Problem statement:
Your answer should be a single number: the count of lines that hold the word "Baseline".

Given information:
================

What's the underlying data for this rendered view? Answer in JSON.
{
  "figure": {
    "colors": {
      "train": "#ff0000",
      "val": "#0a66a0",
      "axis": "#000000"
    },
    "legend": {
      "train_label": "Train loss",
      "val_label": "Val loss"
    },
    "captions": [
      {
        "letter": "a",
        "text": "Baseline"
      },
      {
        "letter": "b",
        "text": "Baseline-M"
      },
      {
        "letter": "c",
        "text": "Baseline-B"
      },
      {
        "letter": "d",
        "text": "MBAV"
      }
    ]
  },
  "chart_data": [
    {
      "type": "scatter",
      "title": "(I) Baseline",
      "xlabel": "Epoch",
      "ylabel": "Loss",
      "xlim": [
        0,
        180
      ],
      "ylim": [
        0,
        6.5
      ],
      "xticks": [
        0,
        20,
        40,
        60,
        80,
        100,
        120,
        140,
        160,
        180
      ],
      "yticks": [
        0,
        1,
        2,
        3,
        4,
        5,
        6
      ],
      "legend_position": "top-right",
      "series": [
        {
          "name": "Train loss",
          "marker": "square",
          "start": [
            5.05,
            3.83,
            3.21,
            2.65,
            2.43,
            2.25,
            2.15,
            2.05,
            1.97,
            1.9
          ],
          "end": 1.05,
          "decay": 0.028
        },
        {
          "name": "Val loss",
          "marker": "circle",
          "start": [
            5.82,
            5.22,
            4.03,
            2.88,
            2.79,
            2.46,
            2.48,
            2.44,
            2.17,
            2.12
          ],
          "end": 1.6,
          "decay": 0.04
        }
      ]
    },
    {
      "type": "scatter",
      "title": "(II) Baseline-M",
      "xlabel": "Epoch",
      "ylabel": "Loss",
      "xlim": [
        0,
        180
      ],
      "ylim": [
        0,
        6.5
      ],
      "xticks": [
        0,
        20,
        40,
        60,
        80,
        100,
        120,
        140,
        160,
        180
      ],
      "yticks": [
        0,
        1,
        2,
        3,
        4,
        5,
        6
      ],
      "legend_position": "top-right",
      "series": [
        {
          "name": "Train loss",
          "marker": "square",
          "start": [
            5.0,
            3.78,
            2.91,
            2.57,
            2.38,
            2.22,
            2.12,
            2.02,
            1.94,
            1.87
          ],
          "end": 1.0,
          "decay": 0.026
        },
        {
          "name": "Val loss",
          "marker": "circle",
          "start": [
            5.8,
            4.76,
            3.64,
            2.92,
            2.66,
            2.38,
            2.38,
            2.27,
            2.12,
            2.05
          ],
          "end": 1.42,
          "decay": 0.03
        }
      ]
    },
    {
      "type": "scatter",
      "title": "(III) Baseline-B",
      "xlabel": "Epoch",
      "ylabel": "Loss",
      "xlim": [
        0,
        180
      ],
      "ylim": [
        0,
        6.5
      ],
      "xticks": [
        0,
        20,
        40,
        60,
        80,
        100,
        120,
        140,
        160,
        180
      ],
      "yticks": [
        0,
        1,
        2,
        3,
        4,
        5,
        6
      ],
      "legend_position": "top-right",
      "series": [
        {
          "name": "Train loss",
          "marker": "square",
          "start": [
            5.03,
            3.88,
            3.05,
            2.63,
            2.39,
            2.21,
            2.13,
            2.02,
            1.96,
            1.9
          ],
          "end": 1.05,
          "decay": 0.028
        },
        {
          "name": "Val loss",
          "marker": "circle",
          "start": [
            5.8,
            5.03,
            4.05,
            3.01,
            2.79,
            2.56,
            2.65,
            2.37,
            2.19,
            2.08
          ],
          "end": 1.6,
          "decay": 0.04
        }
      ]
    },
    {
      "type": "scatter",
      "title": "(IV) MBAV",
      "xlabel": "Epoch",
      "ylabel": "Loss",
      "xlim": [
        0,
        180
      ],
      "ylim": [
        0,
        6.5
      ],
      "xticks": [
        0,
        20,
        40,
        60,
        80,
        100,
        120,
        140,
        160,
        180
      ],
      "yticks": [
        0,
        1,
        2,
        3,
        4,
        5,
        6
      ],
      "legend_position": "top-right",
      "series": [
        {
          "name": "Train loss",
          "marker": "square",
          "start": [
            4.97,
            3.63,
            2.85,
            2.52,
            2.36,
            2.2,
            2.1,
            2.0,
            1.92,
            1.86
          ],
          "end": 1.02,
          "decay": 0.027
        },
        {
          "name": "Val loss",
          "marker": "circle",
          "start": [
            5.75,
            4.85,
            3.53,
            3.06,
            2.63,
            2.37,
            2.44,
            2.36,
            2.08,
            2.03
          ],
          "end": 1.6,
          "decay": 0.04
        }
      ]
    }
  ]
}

================

Result for this exercise:
6